— Start —

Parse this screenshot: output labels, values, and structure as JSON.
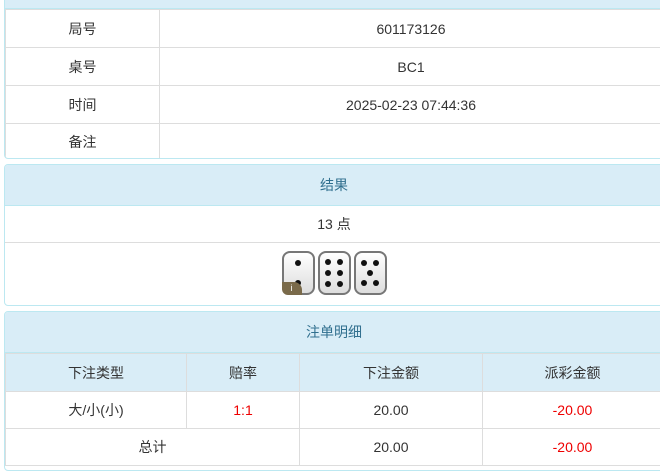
{
  "info": {
    "rows": [
      {
        "label": "局号",
        "value": "601173126"
      },
      {
        "label": "桌号",
        "value": "BC1"
      },
      {
        "label": "时间",
        "value": "2025-02-23 07:44:36"
      },
      {
        "label": "备注",
        "value": ""
      }
    ]
  },
  "result": {
    "title": "结果",
    "points": "13 点",
    "dice": [
      2,
      6,
      5
    ],
    "info_badge": "i"
  },
  "bets": {
    "title": "注单明细",
    "headers": [
      "下注类型",
      "赔率",
      "下注金额",
      "派彩金额"
    ],
    "rows": [
      {
        "type": "大/小(小)",
        "odds": "1:1",
        "amount": "20.00",
        "payout": "-20.00"
      }
    ],
    "total": {
      "label": "总计",
      "amount": "20.00",
      "payout": "-20.00"
    }
  },
  "colors": {
    "header_bg": "#d9edf7",
    "header_text": "#31708f",
    "negative": "#ee0000"
  }
}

— End —

> EXERCISE TASK
Print the whole listing above once more, word for word, without its pictures.

> FULL ANSWER
Parse this screenshot: output labels, values, and structure as JSON.
{
  "info": {
    "rows": [
      {
        "label": "局号",
        "value": "601173126"
      },
      {
        "label": "桌号",
        "value": "BC1"
      },
      {
        "label": "时间",
        "value": "2025-02-23 07:44:36"
      },
      {
        "label": "备注",
        "value": ""
      }
    ]
  },
  "result": {
    "title": "结果",
    "points": "13 点",
    "dice": [
      2,
      6,
      5
    ],
    "info_badge": "i"
  },
  "bets": {
    "title": "注单明细",
    "headers": [
      "下注类型",
      "赔率",
      "下注金额",
      "派彩金额"
    ],
    "rows": [
      {
        "type": "大/小(小)",
        "odds": "1:1",
        "amount": "20.00",
        "payout": "-20.00"
      }
    ],
    "total": {
      "label": "总计",
      "amount": "20.00",
      "payout": "-20.00"
    }
  },
  "colors": {
    "header_bg": "#d9edf7",
    "header_text": "#31708f",
    "negative": "#ee0000"
  }
}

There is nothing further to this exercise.